- [Task to carry out] Without the pictures, write out all the lines below exactly as they appear.

- [Records for this exercise]
'''

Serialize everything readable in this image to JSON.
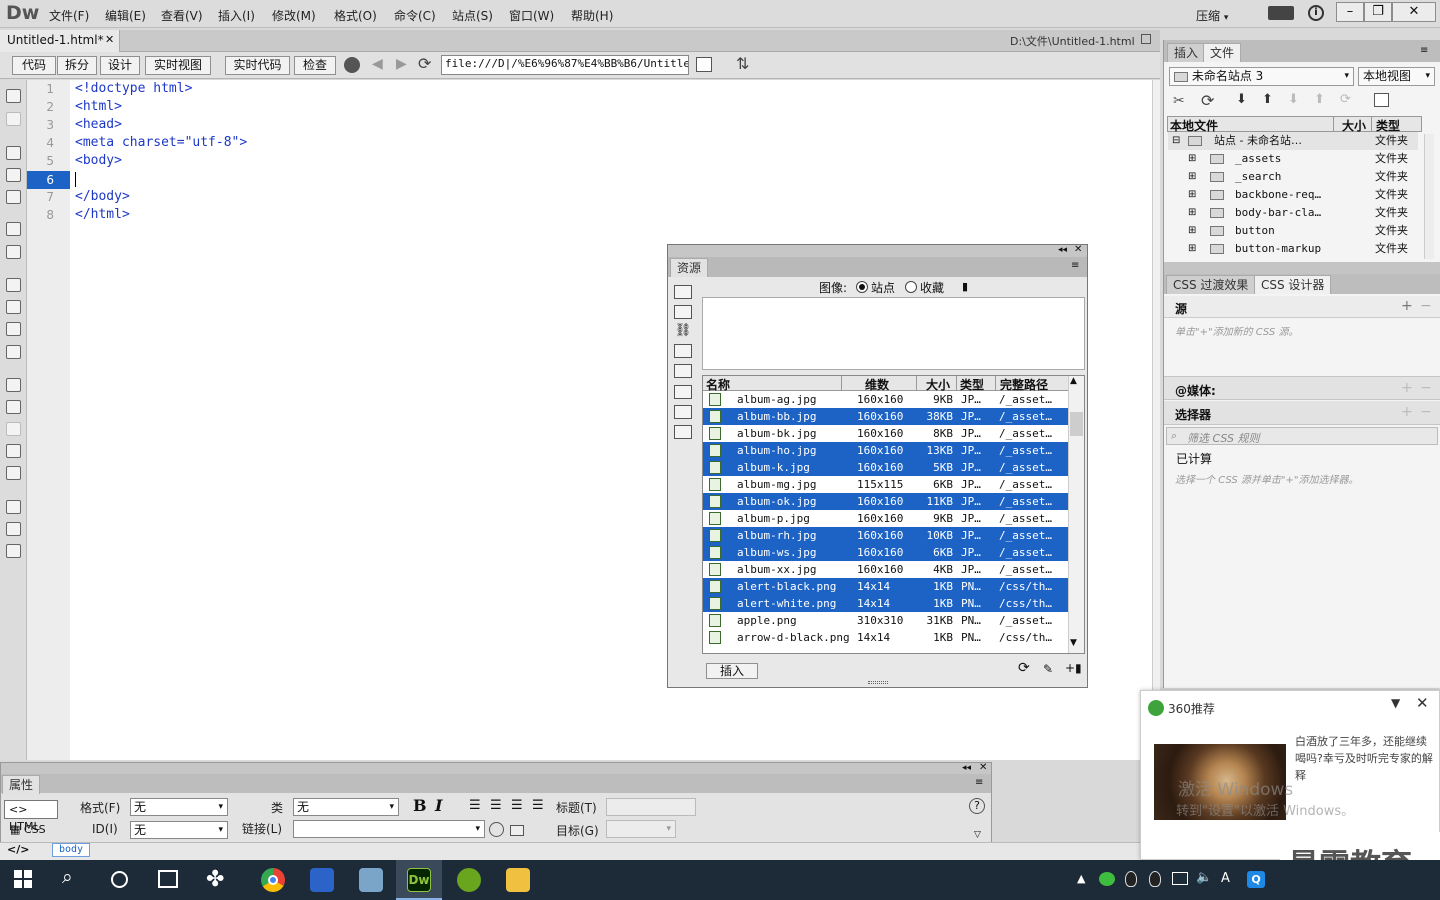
{
  "app": {
    "logo": "Dw"
  },
  "menu": [
    "文件(F)",
    "编辑(E)",
    "查看(V)",
    "插入(I)",
    "修改(M)",
    "格式(O)",
    "命令(C)",
    "站点(S)",
    "窗口(W)",
    "帮助(H)"
  ],
  "workspace": {
    "label": "压缩"
  },
  "document": {
    "tab": "Untitled-1.html*",
    "path": "D:\\文件\\Untitled-1.html"
  },
  "toolbar": {
    "code": "代码",
    "split": "拆分",
    "design": "设计",
    "live": "实时视图",
    "live_code": "实时代码",
    "inspect": "检查",
    "address": "file:///D|/%E6%96%87%E4%BB%B6/Untitled"
  },
  "code": {
    "lines": [
      {
        "n": "1",
        "text": "<!doctype html>"
      },
      {
        "n": "2",
        "text": "<html>"
      },
      {
        "n": "3",
        "text": "<head>"
      },
      {
        "n": "4",
        "text": "<meta charset=\"utf-8\">"
      },
      {
        "n": "5",
        "text": "<body>"
      },
      {
        "n": "6",
        "text": ""
      },
      {
        "n": "7",
        "text": "</body>"
      },
      {
        "n": "8",
        "text": "</html>"
      }
    ]
  },
  "files_panel": {
    "tabs": [
      "插入",
      "文件"
    ],
    "site": "未命名站点 3",
    "view": "本地视图",
    "headers": [
      "本地文件",
      "大小",
      "类型"
    ],
    "root": {
      "name": "站点 - 未命名站…",
      "type": "文件夹"
    },
    "items": [
      {
        "name": "_assets",
        "type": "文件夹"
      },
      {
        "name": "_search",
        "type": "文件夹"
      },
      {
        "name": "backbone-req…",
        "type": "文件夹"
      },
      {
        "name": "body-bar-cla…",
        "type": "文件夹"
      },
      {
        "name": "button",
        "type": "文件夹"
      },
      {
        "name": "button-markup",
        "type": "文件夹"
      }
    ]
  },
  "css_panel": {
    "tabs": [
      "CSS 过渡效果",
      "CSS 设计器"
    ],
    "sources": "源",
    "sources_hint": "单击\"+\"添加新的 CSS 源。",
    "media": "@媒体:",
    "selectors": "选择器",
    "filter": "筛选 CSS 规则",
    "computed": "已计算",
    "computed_hint": "选择一个 CSS 源并单击\"+\"添加选择器。"
  },
  "assets_panel": {
    "title": "资源",
    "image_label": "图像:",
    "site": "站点",
    "favorites": "收藏",
    "headers": [
      "名称",
      "维数",
      "大小",
      "类型",
      "完整路径"
    ],
    "rows": [
      {
        "name": "album-ag.jpg",
        "dim": "160x160",
        "size": "9KB",
        "type": "JP…",
        "path": "/_asset…",
        "selected": false
      },
      {
        "name": "album-bb.jpg",
        "dim": "160x160",
        "size": "38KB",
        "type": "JP…",
        "path": "/_asset…",
        "selected": true
      },
      {
        "name": "album-bk.jpg",
        "dim": "160x160",
        "size": "8KB",
        "type": "JP…",
        "path": "/_asset…",
        "selected": false
      },
      {
        "name": "album-ho.jpg",
        "dim": "160x160",
        "size": "13KB",
        "type": "JP…",
        "path": "/_asset…",
        "selected": true
      },
      {
        "name": "album-k.jpg",
        "dim": "160x160",
        "size": "5KB",
        "type": "JP…",
        "path": "/_asset…",
        "selected": true
      },
      {
        "name": "album-mg.jpg",
        "dim": "115x115",
        "size": "6KB",
        "type": "JP…",
        "path": "/_asset…",
        "selected": false
      },
      {
        "name": "album-ok.jpg",
        "dim": "160x160",
        "size": "11KB",
        "type": "JP…",
        "path": "/_asset…",
        "selected": true
      },
      {
        "name": "album-p.jpg",
        "dim": "160x160",
        "size": "9KB",
        "type": "JP…",
        "path": "/_asset…",
        "selected": false
      },
      {
        "name": "album-rh.jpg",
        "dim": "160x160",
        "size": "10KB",
        "type": "JP…",
        "path": "/_asset…",
        "selected": true
      },
      {
        "name": "album-ws.jpg",
        "dim": "160x160",
        "size": "6KB",
        "type": "JP…",
        "path": "/_asset…",
        "selected": true
      },
      {
        "name": "album-xx.jpg",
        "dim": "160x160",
        "size": "4KB",
        "type": "JP…",
        "path": "/_asset…",
        "selected": false
      },
      {
        "name": "alert-black.png",
        "dim": "14x14",
        "size": "1KB",
        "type": "PN…",
        "path": "/css/th…",
        "selected": true
      },
      {
        "name": "alert-white.png",
        "dim": "14x14",
        "size": "1KB",
        "type": "PN…",
        "path": "/css/th…",
        "selected": true
      },
      {
        "name": "apple.png",
        "dim": "310x310",
        "size": "31KB",
        "type": "PN…",
        "path": "/_asset…",
        "selected": false
      },
      {
        "name": "arrow-d-black.png",
        "dim": "14x14",
        "size": "1KB",
        "type": "PN…",
        "path": "/css/th…",
        "selected": false
      }
    ],
    "insert": "插入"
  },
  "properties": {
    "title": "属性",
    "html": "HTML",
    "css": "CSS",
    "format_label": "格式(F)",
    "format_value": "无",
    "class_label": "类",
    "class_value": "无",
    "id_label": "ID(I)",
    "id_value": "无",
    "link_label": "链接(L)",
    "title_label": "标题(T)",
    "target_label": "目标(G)",
    "bold": "B",
    "italic": "I"
  },
  "statusbar": {
    "tag": "body"
  },
  "popup": {
    "title": "360推荐",
    "text": "白酒放了三年多，还能继续喝吗?幸亏及时听完专家的解释",
    "watermark1": "激活 Windows",
    "watermark2": "转到\"设置\"以激活 Windows。"
  },
  "brand_watermark": "最需教育",
  "colors": {
    "selection": "#1d63c6",
    "code_blue": "#1d38c7",
    "taskbar": "#1d2a38"
  }
}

'''

- [Full response]
Serialize everything readable in this image to JSON.
{
  "app": {
    "logo": "Dw"
  },
  "menu": [
    "文件(F)",
    "编辑(E)",
    "查看(V)",
    "插入(I)",
    "修改(M)",
    "格式(O)",
    "命令(C)",
    "站点(S)",
    "窗口(W)",
    "帮助(H)"
  ],
  "workspace": {
    "label": "压缩"
  },
  "document": {
    "tab": "Untitled-1.html*",
    "path": "D:\\文件\\Untitled-1.html"
  },
  "toolbar": {
    "code": "代码",
    "split": "拆分",
    "design": "设计",
    "live": "实时视图",
    "live_code": "实时代码",
    "inspect": "检查",
    "address": "file:///D|/%E6%96%87%E4%BB%B6/Untitled"
  },
  "code": {
    "lines": [
      {
        "n": "1",
        "text": "<!doctype html>"
      },
      {
        "n": "2",
        "text": "<html>"
      },
      {
        "n": "3",
        "text": "<head>"
      },
      {
        "n": "4",
        "text": "<meta charset=\"utf-8\">"
      },
      {
        "n": "5",
        "text": "<body>"
      },
      {
        "n": "6",
        "text": ""
      },
      {
        "n": "7",
        "text": "</body>"
      },
      {
        "n": "8",
        "text": "</html>"
      }
    ]
  },
  "files_panel": {
    "tabs": [
      "插入",
      "文件"
    ],
    "site": "未命名站点 3",
    "view": "本地视图",
    "headers": [
      "本地文件",
      "大小",
      "类型"
    ],
    "root": {
      "name": "站点 - 未命名站…",
      "type": "文件夹"
    },
    "items": [
      {
        "name": "_assets",
        "type": "文件夹"
      },
      {
        "name": "_search",
        "type": "文件夹"
      },
      {
        "name": "backbone-req…",
        "type": "文件夹"
      },
      {
        "name": "body-bar-cla…",
        "type": "文件夹"
      },
      {
        "name": "button",
        "type": "文件夹"
      },
      {
        "name": "button-markup",
        "type": "文件夹"
      }
    ]
  },
  "css_panel": {
    "tabs": [
      "CSS 过渡效果",
      "CSS 设计器"
    ],
    "sources": "源",
    "sources_hint": "单击\"+\"添加新的 CSS 源。",
    "media": "@媒体:",
    "selectors": "选择器",
    "filter": "筛选 CSS 规则",
    "computed": "已计算",
    "computed_hint": "选择一个 CSS 源并单击\"+\"添加选择器。"
  },
  "assets_panel": {
    "title": "资源",
    "image_label": "图像:",
    "site": "站点",
    "favorites": "收藏",
    "headers": [
      "名称",
      "维数",
      "大小",
      "类型",
      "完整路径"
    ],
    "rows": [
      {
        "name": "album-ag.jpg",
        "dim": "160x160",
        "size": "9KB",
        "type": "JP…",
        "path": "/_asset…",
        "selected": false
      },
      {
        "name": "album-bb.jpg",
        "dim": "160x160",
        "size": "38KB",
        "type": "JP…",
        "path": "/_asset…",
        "selected": true
      },
      {
        "name": "album-bk.jpg",
        "dim": "160x160",
        "size": "8KB",
        "type": "JP…",
        "path": "/_asset…",
        "selected": false
      },
      {
        "name": "album-ho.jpg",
        "dim": "160x160",
        "size": "13KB",
        "type": "JP…",
        "path": "/_asset…",
        "selected": true
      },
      {
        "name": "album-k.jpg",
        "dim": "160x160",
        "size": "5KB",
        "type": "JP…",
        "path": "/_asset…",
        "selected": true
      },
      {
        "name": "album-mg.jpg",
        "dim": "115x115",
        "size": "6KB",
        "type": "JP…",
        "path": "/_asset…",
        "selected": false
      },
      {
        "name": "album-ok.jpg",
        "dim": "160x160",
        "size": "11KB",
        "type": "JP…",
        "path": "/_asset…",
        "selected": true
      },
      {
        "name": "album-p.jpg",
        "dim": "160x160",
        "size": "9KB",
        "type": "JP…",
        "path": "/_asset…",
        "selected": false
      },
      {
        "name": "album-rh.jpg",
        "dim": "160x160",
        "size": "10KB",
        "type": "JP…",
        "path": "/_asset…",
        "selected": true
      },
      {
        "name": "album-ws.jpg",
        "dim": "160x160",
        "size": "6KB",
        "type": "JP…",
        "path": "/_asset…",
        "selected": true
      },
      {
        "name": "album-xx.jpg",
        "dim": "160x160",
        "size": "4KB",
        "type": "JP…",
        "path": "/_asset…",
        "selected": false
      },
      {
        "name": "alert-black.png",
        "dim": "14x14",
        "size": "1KB",
        "type": "PN…",
        "path": "/css/th…",
        "selected": true
      },
      {
        "name": "alert-white.png",
        "dim": "14x14",
        "size": "1KB",
        "type": "PN…",
        "path": "/css/th…",
        "selected": true
      },
      {
        "name": "apple.png",
        "dim": "310x310",
        "size": "31KB",
        "type": "PN…",
        "path": "/_asset…",
        "selected": false
      },
      {
        "name": "arrow-d-black.png",
        "dim": "14x14",
        "size": "1KB",
        "type": "PN…",
        "path": "/css/th…",
        "selected": false
      }
    ],
    "insert": "插入"
  },
  "properties": {
    "title": "属性",
    "html": "HTML",
    "css": "CSS",
    "format_label": "格式(F)",
    "format_value": "无",
    "class_label": "类",
    "class_value": "无",
    "id_label": "ID(I)",
    "id_value": "无",
    "link_label": "链接(L)",
    "title_label": "标题(T)",
    "target_label": "目标(G)",
    "bold": "B",
    "italic": "I"
  },
  "statusbar": {
    "tag": "body"
  },
  "popup": {
    "title": "360推荐",
    "text": "白酒放了三年多，还能继续喝吗?幸亏及时听完专家的解释",
    "watermark1": "激活 Windows",
    "watermark2": "转到\"设置\"以激活 Windows。"
  },
  "brand_watermark": "最需教育",
  "colors": {
    "selection": "#1d63c6",
    "code_blue": "#1d38c7",
    "taskbar": "#1d2a38"
  }
}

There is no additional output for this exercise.